[Records contained in a dataset]
+---+

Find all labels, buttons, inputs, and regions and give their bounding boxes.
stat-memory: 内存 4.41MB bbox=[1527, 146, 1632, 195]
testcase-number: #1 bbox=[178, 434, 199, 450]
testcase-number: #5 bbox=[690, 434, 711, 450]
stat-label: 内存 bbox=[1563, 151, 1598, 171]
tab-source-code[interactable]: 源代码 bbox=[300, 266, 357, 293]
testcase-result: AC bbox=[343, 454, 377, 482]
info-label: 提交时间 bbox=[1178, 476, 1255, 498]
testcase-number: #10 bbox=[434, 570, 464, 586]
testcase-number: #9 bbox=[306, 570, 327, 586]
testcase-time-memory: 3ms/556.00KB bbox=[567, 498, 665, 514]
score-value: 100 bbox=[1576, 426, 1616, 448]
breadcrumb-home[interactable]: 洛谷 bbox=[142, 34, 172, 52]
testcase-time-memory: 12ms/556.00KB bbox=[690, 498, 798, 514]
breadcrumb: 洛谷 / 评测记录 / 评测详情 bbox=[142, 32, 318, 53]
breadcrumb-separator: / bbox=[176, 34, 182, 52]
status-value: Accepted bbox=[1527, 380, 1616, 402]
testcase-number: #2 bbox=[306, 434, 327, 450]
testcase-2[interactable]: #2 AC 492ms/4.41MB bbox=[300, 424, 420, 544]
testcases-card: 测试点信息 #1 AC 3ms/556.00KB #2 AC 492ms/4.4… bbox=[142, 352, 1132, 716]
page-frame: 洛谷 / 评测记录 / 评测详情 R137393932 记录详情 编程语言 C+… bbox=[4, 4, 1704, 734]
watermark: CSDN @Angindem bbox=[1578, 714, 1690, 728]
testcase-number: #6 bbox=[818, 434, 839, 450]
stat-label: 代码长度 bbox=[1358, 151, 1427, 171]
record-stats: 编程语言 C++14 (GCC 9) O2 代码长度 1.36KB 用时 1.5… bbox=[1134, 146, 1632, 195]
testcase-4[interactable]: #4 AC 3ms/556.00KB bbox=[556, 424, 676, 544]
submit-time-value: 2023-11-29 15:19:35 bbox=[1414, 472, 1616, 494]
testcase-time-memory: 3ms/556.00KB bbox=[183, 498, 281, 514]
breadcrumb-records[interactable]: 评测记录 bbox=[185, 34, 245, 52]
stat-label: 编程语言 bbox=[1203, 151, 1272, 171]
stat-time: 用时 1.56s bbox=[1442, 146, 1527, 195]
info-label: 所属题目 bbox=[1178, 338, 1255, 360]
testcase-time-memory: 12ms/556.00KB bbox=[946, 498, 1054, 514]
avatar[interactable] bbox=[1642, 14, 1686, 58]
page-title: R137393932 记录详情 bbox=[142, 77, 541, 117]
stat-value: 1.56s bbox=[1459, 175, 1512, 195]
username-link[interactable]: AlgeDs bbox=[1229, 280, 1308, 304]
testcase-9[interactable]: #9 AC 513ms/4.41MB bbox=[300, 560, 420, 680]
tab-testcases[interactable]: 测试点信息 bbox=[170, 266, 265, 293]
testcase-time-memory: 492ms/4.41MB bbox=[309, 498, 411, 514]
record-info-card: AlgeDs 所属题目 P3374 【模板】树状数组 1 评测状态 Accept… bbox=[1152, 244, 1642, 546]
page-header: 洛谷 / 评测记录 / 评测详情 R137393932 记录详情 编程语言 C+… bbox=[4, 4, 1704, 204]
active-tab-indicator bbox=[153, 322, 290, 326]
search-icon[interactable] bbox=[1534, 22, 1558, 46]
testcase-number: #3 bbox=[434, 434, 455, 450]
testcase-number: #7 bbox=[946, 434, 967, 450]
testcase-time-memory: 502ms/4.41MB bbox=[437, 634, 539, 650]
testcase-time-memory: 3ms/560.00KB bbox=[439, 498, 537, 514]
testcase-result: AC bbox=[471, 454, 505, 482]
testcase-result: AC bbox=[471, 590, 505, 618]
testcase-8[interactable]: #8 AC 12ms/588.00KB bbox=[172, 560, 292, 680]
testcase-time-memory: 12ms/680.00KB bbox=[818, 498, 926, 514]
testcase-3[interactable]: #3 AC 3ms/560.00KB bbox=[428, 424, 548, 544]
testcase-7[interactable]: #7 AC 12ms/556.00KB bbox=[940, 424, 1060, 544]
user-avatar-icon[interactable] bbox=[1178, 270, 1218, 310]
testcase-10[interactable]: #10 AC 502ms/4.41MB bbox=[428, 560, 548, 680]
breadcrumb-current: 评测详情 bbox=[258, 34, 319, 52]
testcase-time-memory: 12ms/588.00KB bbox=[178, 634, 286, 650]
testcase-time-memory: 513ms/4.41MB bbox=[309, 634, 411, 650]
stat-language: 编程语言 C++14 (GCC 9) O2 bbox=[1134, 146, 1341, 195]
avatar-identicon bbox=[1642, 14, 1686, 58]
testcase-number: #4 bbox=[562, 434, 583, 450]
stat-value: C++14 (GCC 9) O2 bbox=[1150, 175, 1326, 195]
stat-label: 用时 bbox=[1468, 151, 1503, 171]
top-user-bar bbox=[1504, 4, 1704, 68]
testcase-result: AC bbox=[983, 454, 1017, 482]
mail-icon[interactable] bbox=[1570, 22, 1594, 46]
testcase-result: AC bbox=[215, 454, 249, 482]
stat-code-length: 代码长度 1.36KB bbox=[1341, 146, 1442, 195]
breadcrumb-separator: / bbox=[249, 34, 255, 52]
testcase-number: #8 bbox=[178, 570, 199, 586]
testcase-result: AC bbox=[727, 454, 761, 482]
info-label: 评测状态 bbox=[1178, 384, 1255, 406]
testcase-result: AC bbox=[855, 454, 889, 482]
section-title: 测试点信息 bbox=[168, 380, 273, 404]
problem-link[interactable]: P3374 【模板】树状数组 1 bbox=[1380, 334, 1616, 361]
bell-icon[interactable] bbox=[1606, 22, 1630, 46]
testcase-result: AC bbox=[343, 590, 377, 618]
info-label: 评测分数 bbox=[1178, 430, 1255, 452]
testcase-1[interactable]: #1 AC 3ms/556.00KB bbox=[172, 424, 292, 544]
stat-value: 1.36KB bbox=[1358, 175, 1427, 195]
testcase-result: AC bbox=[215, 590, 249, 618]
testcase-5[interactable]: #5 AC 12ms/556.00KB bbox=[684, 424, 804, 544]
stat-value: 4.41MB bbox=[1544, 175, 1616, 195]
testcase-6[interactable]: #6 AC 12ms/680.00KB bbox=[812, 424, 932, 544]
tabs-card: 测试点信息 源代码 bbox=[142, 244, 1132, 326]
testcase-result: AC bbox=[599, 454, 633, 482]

+---+

Problem requirements
Could you rewrite the listing above so that every "testcase-result" becomes "case-verdict" and nothing else changes?

Written answer
Find all labels, buttons, inputs, and regions and give their bounding boxes.
stat-memory: 内存 4.41MB bbox=[1527, 146, 1632, 195]
testcase-number: #1 bbox=[178, 434, 199, 450]
testcase-number: #5 bbox=[690, 434, 711, 450]
stat-label: 内存 bbox=[1563, 151, 1598, 171]
tab-source-code[interactable]: 源代码 bbox=[300, 266, 357, 293]
case-verdict: AC bbox=[343, 454, 377, 482]
info-label: 提交时间 bbox=[1178, 476, 1255, 498]
testcase-number: #10 bbox=[434, 570, 464, 586]
testcase-number: #9 bbox=[306, 570, 327, 586]
testcase-time-memory: 3ms/556.00KB bbox=[567, 498, 665, 514]
score-value: 100 bbox=[1576, 426, 1616, 448]
breadcrumb-home[interactable]: 洛谷 bbox=[142, 34, 172, 52]
testcase-time-memory: 12ms/556.00KB bbox=[690, 498, 798, 514]
breadcrumb: 洛谷 / 评测记录 / 评测详情 bbox=[142, 32, 318, 53]
breadcrumb-separator: / bbox=[176, 34, 182, 52]
status-value: Accepted bbox=[1527, 380, 1616, 402]
testcase-number: #2 bbox=[306, 434, 327, 450]
testcase-2[interactable]: #2 AC 492ms/4.41MB bbox=[300, 424, 420, 544]
testcases-card: 测试点信息 #1 AC 3ms/556.00KB #2 AC 492ms/4.4… bbox=[142, 352, 1132, 716]
page-frame: 洛谷 / 评测记录 / 评测详情 R137393932 记录详情 编程语言 C+… bbox=[4, 4, 1704, 734]
watermark: CSDN @Angindem bbox=[1578, 714, 1690, 728]
testcase-number: #6 bbox=[818, 434, 839, 450]
stat-label: 代码长度 bbox=[1358, 151, 1427, 171]
record-stats: 编程语言 C++14 (GCC 9) O2 代码长度 1.36KB 用时 1.5… bbox=[1134, 146, 1632, 195]
testcase-4[interactable]: #4 AC 3ms/556.00KB bbox=[556, 424, 676, 544]
submit-time-value: 2023-11-29 15:19:35 bbox=[1414, 472, 1616, 494]
testcase-time-memory: 3ms/556.00KB bbox=[183, 498, 281, 514]
breadcrumb-records[interactable]: 评测记录 bbox=[185, 34, 245, 52]
stat-label: 编程语言 bbox=[1203, 151, 1272, 171]
stat-time: 用时 1.56s bbox=[1442, 146, 1527, 195]
info-label: 所属题目 bbox=[1178, 338, 1255, 360]
testcase-time-memory: 12ms/556.00KB bbox=[946, 498, 1054, 514]
avatar[interactable] bbox=[1642, 14, 1686, 58]
page-title: R137393932 记录详情 bbox=[142, 77, 541, 117]
stat-value: 1.56s bbox=[1459, 175, 1512, 195]
username-link[interactable]: AlgeDs bbox=[1229, 280, 1308, 304]
testcase-9[interactable]: #9 AC 513ms/4.41MB bbox=[300, 560, 420, 680]
tab-testcases[interactable]: 测试点信息 bbox=[170, 266, 265, 293]
testcase-time-memory: 492ms/4.41MB bbox=[309, 498, 411, 514]
record-info-card: AlgeDs 所属题目 P3374 【模板】树状数组 1 评测状态 Accept… bbox=[1152, 244, 1642, 546]
page-header: 洛谷 / 评测记录 / 评测详情 R137393932 记录详情 编程语言 C+… bbox=[4, 4, 1704, 204]
active-tab-indicator bbox=[153, 322, 290, 326]
search-icon[interactable] bbox=[1534, 22, 1558, 46]
testcase-number: #3 bbox=[434, 434, 455, 450]
testcase-number: #7 bbox=[946, 434, 967, 450]
testcase-time-memory: 502ms/4.41MB bbox=[437, 634, 539, 650]
testcase-time-memory: 3ms/560.00KB bbox=[439, 498, 537, 514]
case-verdict: AC bbox=[471, 454, 505, 482]
case-verdict: AC bbox=[471, 590, 505, 618]
testcase-8[interactable]: #8 AC 12ms/588.00KB bbox=[172, 560, 292, 680]
testcase-time-memory: 12ms/680.00KB bbox=[818, 498, 926, 514]
testcase-3[interactable]: #3 AC 3ms/560.00KB bbox=[428, 424, 548, 544]
testcase-7[interactable]: #7 AC 12ms/556.00KB bbox=[940, 424, 1060, 544]
user-avatar-icon[interactable] bbox=[1178, 270, 1218, 310]
testcase-10[interactable]: #10 AC 502ms/4.41MB bbox=[428, 560, 548, 680]
breadcrumb-current: 评测详情 bbox=[258, 34, 319, 52]
testcase-time-memory: 12ms/588.00KB bbox=[178, 634, 286, 650]
testcase-time-memory: 513ms/4.41MB bbox=[309, 634, 411, 650]
stat-language: 编程语言 C++14 (GCC 9) O2 bbox=[1134, 146, 1341, 195]
avatar-identicon bbox=[1642, 14, 1686, 58]
testcase-number: #4 bbox=[562, 434, 583, 450]
stat-value: C++14 (GCC 9) O2 bbox=[1150, 175, 1326, 195]
stat-label: 用时 bbox=[1468, 151, 1503, 171]
top-user-bar bbox=[1504, 4, 1704, 68]
case-verdict: AC bbox=[983, 454, 1017, 482]
mail-icon[interactable] bbox=[1570, 22, 1594, 46]
case-verdict: AC bbox=[215, 454, 249, 482]
stat-code-length: 代码长度 1.36KB bbox=[1341, 146, 1442, 195]
breadcrumb-separator: / bbox=[249, 34, 255, 52]
testcase-number: #8 bbox=[178, 570, 199, 586]
case-verdict: AC bbox=[727, 454, 761, 482]
info-label: 评测状态 bbox=[1178, 384, 1255, 406]
case-verdict: AC bbox=[855, 454, 889, 482]
section-title: 测试点信息 bbox=[168, 380, 273, 404]
problem-link[interactable]: P3374 【模板】树状数组 1 bbox=[1380, 334, 1616, 361]
bell-icon[interactable] bbox=[1606, 22, 1630, 46]
case-verdict: AC bbox=[343, 590, 377, 618]
info-label: 评测分数 bbox=[1178, 430, 1255, 452]
testcase-1[interactable]: #1 AC 3ms/556.00KB bbox=[172, 424, 292, 544]
stat-value: 1.36KB bbox=[1358, 175, 1427, 195]
case-verdict: AC bbox=[215, 590, 249, 618]
testcase-5[interactable]: #5 AC 12ms/556.00KB bbox=[684, 424, 804, 544]
stat-value: 4.41MB bbox=[1544, 175, 1616, 195]
testcase-6[interactable]: #6 AC 12ms/680.00KB bbox=[812, 424, 932, 544]
tabs-card: 测试点信息 源代码 bbox=[142, 244, 1132, 326]
case-verdict: AC bbox=[599, 454, 633, 482]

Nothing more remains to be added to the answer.